Work to complete >> Copy out every line of the records where the string "this" occurs.

(Recorded data)
^^^^^^^^^^^^^^^^

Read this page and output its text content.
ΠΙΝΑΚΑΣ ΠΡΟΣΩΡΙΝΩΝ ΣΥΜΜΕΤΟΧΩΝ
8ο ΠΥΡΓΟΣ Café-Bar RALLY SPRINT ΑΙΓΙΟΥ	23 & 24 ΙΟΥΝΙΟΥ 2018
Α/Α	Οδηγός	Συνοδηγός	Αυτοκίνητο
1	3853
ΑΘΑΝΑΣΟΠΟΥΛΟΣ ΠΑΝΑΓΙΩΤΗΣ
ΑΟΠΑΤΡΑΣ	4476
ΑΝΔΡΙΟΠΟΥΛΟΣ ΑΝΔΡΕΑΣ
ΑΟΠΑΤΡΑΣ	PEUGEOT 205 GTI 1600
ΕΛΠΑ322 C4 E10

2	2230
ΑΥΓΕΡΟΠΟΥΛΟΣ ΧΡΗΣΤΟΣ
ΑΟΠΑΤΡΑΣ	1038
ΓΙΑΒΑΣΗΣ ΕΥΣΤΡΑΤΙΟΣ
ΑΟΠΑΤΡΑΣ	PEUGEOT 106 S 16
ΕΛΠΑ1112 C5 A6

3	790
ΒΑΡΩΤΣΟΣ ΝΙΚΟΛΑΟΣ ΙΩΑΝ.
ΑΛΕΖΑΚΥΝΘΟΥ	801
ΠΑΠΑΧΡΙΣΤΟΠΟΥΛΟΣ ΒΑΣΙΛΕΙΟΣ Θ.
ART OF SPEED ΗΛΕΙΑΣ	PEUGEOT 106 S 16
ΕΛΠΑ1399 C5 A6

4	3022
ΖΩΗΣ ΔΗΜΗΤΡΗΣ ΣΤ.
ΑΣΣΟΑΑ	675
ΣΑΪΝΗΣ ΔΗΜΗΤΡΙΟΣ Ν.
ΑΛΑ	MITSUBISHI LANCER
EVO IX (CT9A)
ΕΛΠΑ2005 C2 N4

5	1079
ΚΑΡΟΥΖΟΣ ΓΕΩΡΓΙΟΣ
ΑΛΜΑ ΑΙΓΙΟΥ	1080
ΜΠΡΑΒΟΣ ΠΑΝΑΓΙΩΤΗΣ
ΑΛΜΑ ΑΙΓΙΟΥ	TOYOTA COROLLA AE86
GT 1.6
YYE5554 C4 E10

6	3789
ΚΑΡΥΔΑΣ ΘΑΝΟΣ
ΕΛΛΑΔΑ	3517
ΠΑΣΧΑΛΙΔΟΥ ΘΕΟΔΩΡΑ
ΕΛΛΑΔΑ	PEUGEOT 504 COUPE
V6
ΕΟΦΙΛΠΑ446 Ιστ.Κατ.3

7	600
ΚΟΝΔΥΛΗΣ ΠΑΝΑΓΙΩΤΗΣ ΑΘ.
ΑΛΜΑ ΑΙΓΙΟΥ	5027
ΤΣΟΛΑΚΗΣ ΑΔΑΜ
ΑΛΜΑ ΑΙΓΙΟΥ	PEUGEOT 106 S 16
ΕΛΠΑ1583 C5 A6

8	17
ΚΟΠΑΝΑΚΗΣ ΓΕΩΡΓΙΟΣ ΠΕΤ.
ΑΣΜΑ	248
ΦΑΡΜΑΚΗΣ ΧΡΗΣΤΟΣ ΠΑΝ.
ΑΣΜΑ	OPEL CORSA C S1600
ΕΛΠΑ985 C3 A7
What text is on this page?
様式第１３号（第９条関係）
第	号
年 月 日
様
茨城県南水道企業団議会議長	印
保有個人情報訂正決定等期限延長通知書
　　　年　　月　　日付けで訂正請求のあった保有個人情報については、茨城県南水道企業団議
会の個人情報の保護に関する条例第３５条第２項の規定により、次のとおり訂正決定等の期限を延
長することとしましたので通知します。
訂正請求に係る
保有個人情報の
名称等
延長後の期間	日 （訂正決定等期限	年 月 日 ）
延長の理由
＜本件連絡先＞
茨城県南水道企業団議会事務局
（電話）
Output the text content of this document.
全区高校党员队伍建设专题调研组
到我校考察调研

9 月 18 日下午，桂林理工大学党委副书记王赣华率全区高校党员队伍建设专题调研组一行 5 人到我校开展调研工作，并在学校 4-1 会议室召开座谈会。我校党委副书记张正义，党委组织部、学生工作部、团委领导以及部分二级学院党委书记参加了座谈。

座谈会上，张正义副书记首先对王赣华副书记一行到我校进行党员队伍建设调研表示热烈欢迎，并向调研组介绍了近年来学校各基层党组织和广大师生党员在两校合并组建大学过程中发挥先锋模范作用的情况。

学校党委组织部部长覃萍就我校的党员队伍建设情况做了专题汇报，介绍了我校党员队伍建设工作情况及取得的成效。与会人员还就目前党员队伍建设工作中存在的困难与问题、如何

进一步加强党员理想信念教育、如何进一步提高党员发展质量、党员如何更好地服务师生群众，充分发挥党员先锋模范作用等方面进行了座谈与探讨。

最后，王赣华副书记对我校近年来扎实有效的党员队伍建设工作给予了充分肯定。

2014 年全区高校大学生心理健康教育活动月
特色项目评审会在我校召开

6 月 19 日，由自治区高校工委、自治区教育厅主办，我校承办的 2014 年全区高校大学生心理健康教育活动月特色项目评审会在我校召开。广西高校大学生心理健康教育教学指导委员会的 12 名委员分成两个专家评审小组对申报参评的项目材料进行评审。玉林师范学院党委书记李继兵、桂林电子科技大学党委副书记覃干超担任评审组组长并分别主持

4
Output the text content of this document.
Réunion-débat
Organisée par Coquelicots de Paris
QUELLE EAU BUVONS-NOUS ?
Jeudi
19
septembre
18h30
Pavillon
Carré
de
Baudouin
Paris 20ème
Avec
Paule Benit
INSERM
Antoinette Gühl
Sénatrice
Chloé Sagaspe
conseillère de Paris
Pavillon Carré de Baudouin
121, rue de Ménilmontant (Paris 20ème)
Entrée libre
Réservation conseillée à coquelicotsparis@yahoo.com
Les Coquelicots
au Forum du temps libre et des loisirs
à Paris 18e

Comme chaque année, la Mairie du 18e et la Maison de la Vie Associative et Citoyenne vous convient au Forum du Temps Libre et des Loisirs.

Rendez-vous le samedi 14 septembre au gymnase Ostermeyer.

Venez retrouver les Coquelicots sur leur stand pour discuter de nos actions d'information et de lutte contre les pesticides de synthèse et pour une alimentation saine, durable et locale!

^^^^^^^^^^^^^^^^

Answer to the problem >>
Read this page and output its text content.
What text is on this page?
Output the text content of this document.
Output the text content of this document.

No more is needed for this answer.